_Dataset items:_
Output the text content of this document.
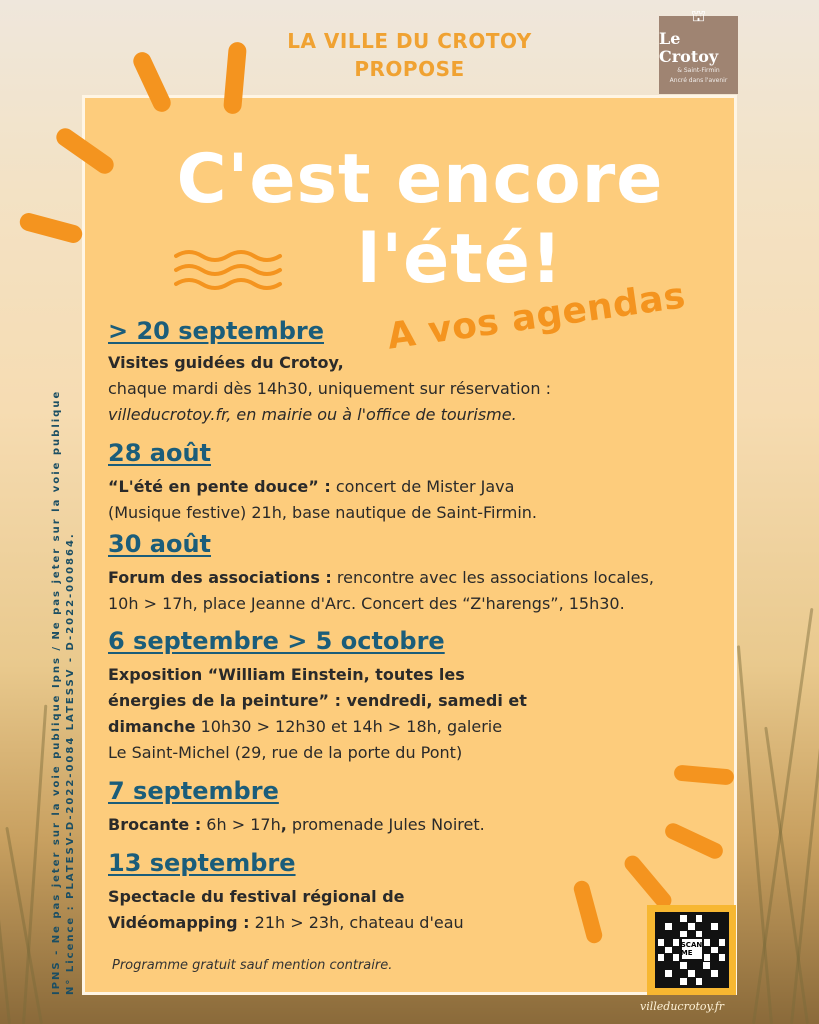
LA VILLE DU CROTOY
PROPOSE
⛫
Le Crotoy
& Saint-Firmin
Ancré dans l'avenir
C'est encore
l'été!
A vos agendas
> 20 septembre
Visites guidées du Crotoy,
chaque mardi dès 14h30, uniquement sur réservation :
villeducrotoy.fr, en mairie ou à l'office de tourisme.
28 août
“L'été en pente douce” : concert de Mister Java
(Musique festive) 21h, base nautique de Saint-Firmin.
30 août
Forum des associations : rencontre avec les associations locales,
10h > 17h, place Jeanne d'Arc. Concert des “Z'harengs”, 15h30.
6 septembre > 5 octobre
Exposition “William Einstein, toutes les
énergies de la peinture” : vendredi, samedi et
dimanche 10h30 > 12h30 et 14h > 18h, galerie
Le Saint-Michel (29, rue de la porte du Pont)
7 septembre
Brocante : 6h > 17h, promenade Jules Noiret.
13 septembre
Spectacle du festival régional de
Vidéomapping : 21h > 23h, chateau d'eau
Programme gratuit sauf mention contraire.
IPNS - Ne pas jeter sur la voie publique Ipns / Ne pas jeter sur la voie publique N° Licence : PLATESV-D-2022-0084 LATESSV - D-2022-000864.	SCAN ME
villeducrotoy.fr
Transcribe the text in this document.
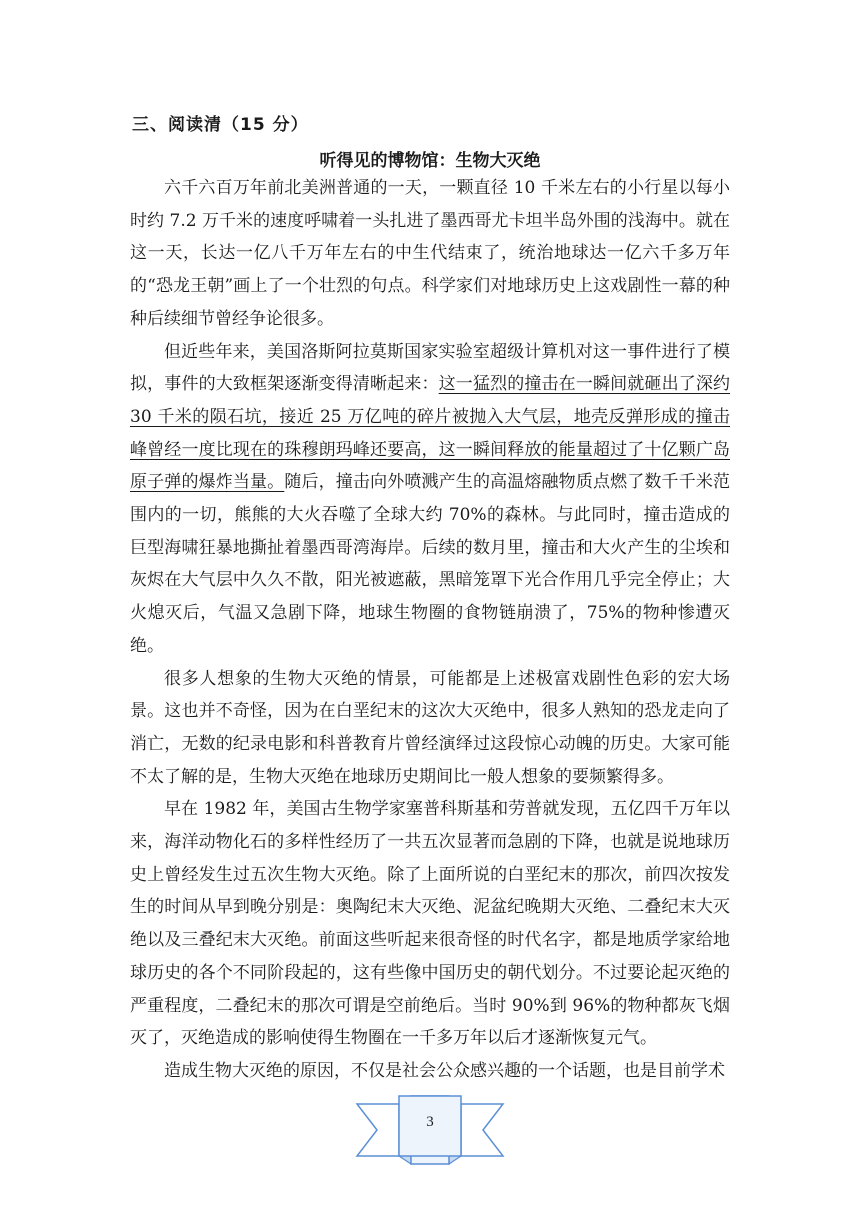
三、阅读清（15 分）
听得见的博物馆：生物大灭绝

六千六百万年前北美洲普通的一天，一颗直径 10 千米左右的小行星以每小时约 7.2 万千米的速度呼啸着一头扎进了墨西哥尤卡坦半岛外围的浅海中。就在这一天，长达一亿八千万年左右的中生代结束了，统治地球达一亿六千多万年的“恐龙王朝”画上了一个壮烈的句点。科学家们对地球历史上这戏剧性一幕的种种后续细节曾经争论很多。

但近些年来，美国洛斯阿拉莫斯国家实验室超级计算机对这一事件进行了模拟，事件的大致框架逐渐变得清晰起来：这一猛烈的撞击在一瞬间就砸出了深约 30 千米的陨石坑，接近 25 万亿吨的碎片被抛入大气层，地壳反弹形成的撞击峰曾经一度比现在的珠穆朗玛峰还要高，这一瞬间释放的能量超过了十亿颗广岛原子弹的爆炸当量。随后，撞击向外喷溅产生的高温熔融物质点燃了数千千米范围内的一切，熊熊的大火吞噬了全球大约 70%的森林。与此同时，撞击造成的巨型海啸狂暴地撕扯着墨西哥湾海岸。后续的数月里，撞击和大火产生的尘埃和灰烬在大气层中久久不散，阳光被遮蔽，黑暗笼罩下光合作用几乎完全停止；大火熄灭后，气温又急剧下降，地球生物圈的食物链崩溃了，75%的物种惨遭灭绝。

很多人想象的生物大灭绝的情景，可能都是上述极富戏剧性色彩的宏大场景。这也并不奇怪，因为在白垩纪末的这次大灭绝中，很多人熟知的恐龙走向了消亡，无数的纪录电影和科普教育片曾经演绎过这段惊心动魄的历史。大家可能不太了解的是，生物大灭绝在地球历史期间比一般人想象的要频繁得多。

早在 1982 年，美国古生物学家塞普科斯基和劳普就发现，五亿四千万年以来，海洋动物化石的多样性经历了一共五次显著而急剧的下降，也就是说地球历史上曾经发生过五次生物大灭绝。除了上面所说的白垩纪末的那次，前四次按发生的时间从早到晚分别是：奥陶纪末大灭绝、泥盆纪晚期大灭绝、二叠纪末大灭绝以及三叠纪末大灭绝。前面这些听起来很奇怪的时代名字，都是地质学家给地球历史的各个不同阶段起的，这有些像中国历史的朝代划分。不过要论起灭绝的严重程度，二叠纪末的那次可谓是空前绝后。当时 90%到 96%的物种都灰飞烟灭了，灭绝造成的影响使得生物圈在一千多万年以后才逐渐恢复元气。

造成生物大灭绝的原因，不仅是社会公众感兴趣的一个话题，也是目前学术

3
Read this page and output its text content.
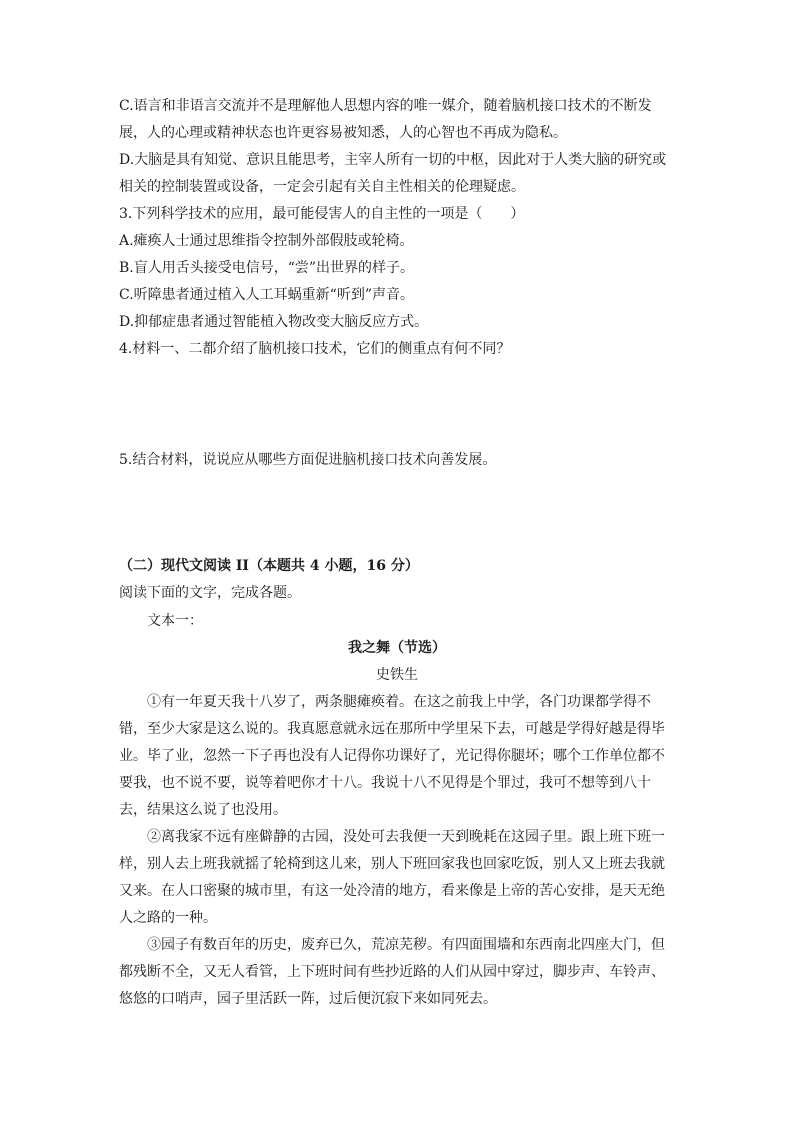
C.语言和非语言交流并不是理解他人思想内容的唯一媒介，随着脑机接口技术的不断发
展，人的心理或精神状态也许更容易被知悉，人的心智也不再成为隐私。
D.大脑是具有知觉、意识且能思考，主宰人所有一切的中枢，因此对于人类大脑的研究或
相关的控制装置或设备，一定会引起有关自主性相关的伦理疑虑。
3.下列科学技术的应用，最可能侵害人的自主性的一项是（　　）
A.瘫痪人士通过思维指令控制外部假肢或轮椅。
B.盲人用舌头接受电信号，“尝”出世界的样子。
C.听障患者通过植入人工耳蜗重新“听到”声音。
D.抑郁症患者通过智能植入物改变大脑反应方式。
4.材料一、二都介绍了脑机接口技术，它们的侧重点有何不同？
5.结合材料，说说应从哪些方面促进脑机接口技术向善发展。
（二）现代文阅读 II（本题共 4 小题，16 分）
阅读下面的文字，完成各题。
文本一：
我之舞（节选）
史铁生
①有一年夏天我十八岁了，两条腿瘫痪着。在这之前我上中学，各门功课都学得不
错，至少大家是这么说的。我真愿意就永远在那所中学里呆下去，可越是学得好越是得毕
业。毕了业，忽然一下子再也没有人记得你功课好了，光记得你腿坏；哪个工作单位都不
要我，也不说不要，说等着吧你才十八。我说十八不见得是个罪过，我可不想等到八十
去，结果这么说了也没用。
②离我家不远有座僻静的古园，没处可去我便一天到晚耗在这园子里。跟上班下班一
样，别人去上班我就摇了轮椅到这儿来，别人下班回家我也回家吃饭，别人又上班去我就
又来。在人口密聚的城市里，有这一处冷清的地方，看来像是上帝的苦心安排，是天无绝
人之路的一种。
③园子有数百年的历史，废弃已久，荒凉芜秽。有四面围墙和东西南北四座大门，但
都残断不全，又无人看管，上下班时间有些抄近路的人们从园中穿过，脚步声、车铃声、
悠悠的口哨声，园子里活跃一阵，过后便沉寂下来如同死去。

_Aim:_
Print each record exactly as it stands, leaving the images out.

_Task response:_
Output the text content of this document.
LA VILLE DU CROTOY
PROPOSE
⛫
Le Crotoy
& Saint-Firmin
Ancré dans l'avenir
C'est encore
l'été!
A vos agendas
> 20 septembre
Visites guidées du Crotoy,
chaque mardi dès 14h30, uniquement sur réservation :
villeducrotoy.fr, en mairie ou à l'office de tourisme.
28 août
“L'été en pente douce” : concert de Mister Java
(Musique festive) 21h, base nautique de Saint-Firmin.
30 août
Forum des associations : rencontre avec les associations locales,
10h > 17h, place Jeanne d'Arc. Concert des “Z'harengs”, 15h30.
6 septembre > 5 octobre
Exposition “William Einstein, toutes les
énergies de la peinture” : vendredi, samedi et
dimanche 10h30 > 12h30 et 14h > 18h, galerie
Le Saint-Michel (29, rue de la porte du Pont)
7 septembre
Brocante : 6h > 17h, promenade Jules Noiret.
13 septembre
Spectacle du festival régional de
Vidéomapping : 21h > 23h, chateau d'eau
Programme gratuit sauf mention contraire.
IPNS - Ne pas jeter sur la voie publique Ipns / Ne pas jeter sur la voie publique N° Licence : PLATESV-D-2022-0084 LATESSV - D-2022-000864.	SCAN ME
villeducrotoy.fr
Transcribe the text in this document.
三、阅读清（15 分）
听得见的博物馆：生物大灭绝

六千六百万年前北美洲普通的一天，一颗直径 10 千米左右的小行星以每小时约 7.2 万千米的速度呼啸着一头扎进了墨西哥尤卡坦半岛外围的浅海中。就在这一天，长达一亿八千万年左右的中生代结束了，统治地球达一亿六千多万年的“恐龙王朝”画上了一个壮烈的句点。科学家们对地球历史上这戏剧性一幕的种种后续细节曾经争论很多。

但近些年来，美国洛斯阿拉莫斯国家实验室超级计算机对这一事件进行了模拟，事件的大致框架逐渐变得清晰起来：这一猛烈的撞击在一瞬间就砸出了深约 30 千米的陨石坑，接近 25 万亿吨的碎片被抛入大气层，地壳反弹形成的撞击峰曾经一度比现在的珠穆朗玛峰还要高，这一瞬间释放的能量超过了十亿颗广岛原子弹的爆炸当量。随后，撞击向外喷溅产生的高温熔融物质点燃了数千千米范围内的一切，熊熊的大火吞噬了全球大约 70%的森林。与此同时，撞击造成的巨型海啸狂暴地撕扯着墨西哥湾海岸。后续的数月里，撞击和大火产生的尘埃和灰烬在大气层中久久不散，阳光被遮蔽，黑暗笼罩下光合作用几乎完全停止；大火熄灭后，气温又急剧下降，地球生物圈的食物链崩溃了，75%的物种惨遭灭绝。

很多人想象的生物大灭绝的情景，可能都是上述极富戏剧性色彩的宏大场景。这也并不奇怪，因为在白垩纪末的这次大灭绝中，很多人熟知的恐龙走向了消亡，无数的纪录电影和科普教育片曾经演绎过这段惊心动魄的历史。大家可能不太了解的是，生物大灭绝在地球历史期间比一般人想象的要频繁得多。

早在 1982 年，美国古生物学家塞普科斯基和劳普就发现，五亿四千万年以来，海洋动物化石的多样性经历了一共五次显著而急剧的下降，也就是说地球历史上曾经发生过五次生物大灭绝。除了上面所说的白垩纪末的那次，前四次按发生的时间从早到晚分别是：奥陶纪末大灭绝、泥盆纪晚期大灭绝、二叠纪末大灭绝以及三叠纪末大灭绝。前面这些听起来很奇怪的时代名字，都是地质学家给地球历史的各个不同阶段起的，这有些像中国历史的朝代划分。不过要论起灭绝的严重程度，二叠纪末的那次可谓是空前绝后。当时 90%到 96%的物种都灰飞烟灭了，灭绝造成的影响使得生物圈在一千多万年以后才逐渐恢复元气。

造成生物大灭绝的原因，不仅是社会公众感兴趣的一个话题，也是目前学术

3
Read this page and output its text content.
C.语言和非语言交流并不是理解他人思想内容的唯一媒介，随着脑机接口技术的不断发
展，人的心理或精神状态也许更容易被知悉，人的心智也不再成为隐私。
D.大脑是具有知觉、意识且能思考，主宰人所有一切的中枢，因此对于人类大脑的研究或
相关的控制装置或设备，一定会引起有关自主性相关的伦理疑虑。
3.下列科学技术的应用，最可能侵害人的自主性的一项是（　　）
A.瘫痪人士通过思维指令控制外部假肢或轮椅。
B.盲人用舌头接受电信号，“尝”出世界的样子。
C.听障患者通过植入人工耳蜗重新“听到”声音。
D.抑郁症患者通过智能植入物改变大脑反应方式。
4.材料一、二都介绍了脑机接口技术，它们的侧重点有何不同？
5.结合材料，说说应从哪些方面促进脑机接口技术向善发展。
（二）现代文阅读 II（本题共 4 小题，16 分）
阅读下面的文字，完成各题。
文本一：
我之舞（节选）
史铁生
①有一年夏天我十八岁了，两条腿瘫痪着。在这之前我上中学，各门功课都学得不
错，至少大家是这么说的。我真愿意就永远在那所中学里呆下去，可越是学得好越是得毕
业。毕了业，忽然一下子再也没有人记得你功课好了，光记得你腿坏；哪个工作单位都不
要我，也不说不要，说等着吧你才十八。我说十八不见得是个罪过，我可不想等到八十
去，结果这么说了也没用。
②离我家不远有座僻静的古园，没处可去我便一天到晚耗在这园子里。跟上班下班一
样，别人去上班我就摇了轮椅到这儿来，别人下班回家我也回家吃饭，别人又上班去我就
又来。在人口密聚的城市里，有这一处冷清的地方，看来像是上帝的苦心安排，是天无绝
人之路的一种。
③园子有数百年的历史，废弃已久，荒凉芜秽。有四面围墙和东西南北四座大门，但
都残断不全，又无人看管，上下班时间有些抄近路的人们从园中穿过，脚步声、车铃声、
悠悠的口哨声，园子里活跃一阵，过后便沉寂下来如同死去。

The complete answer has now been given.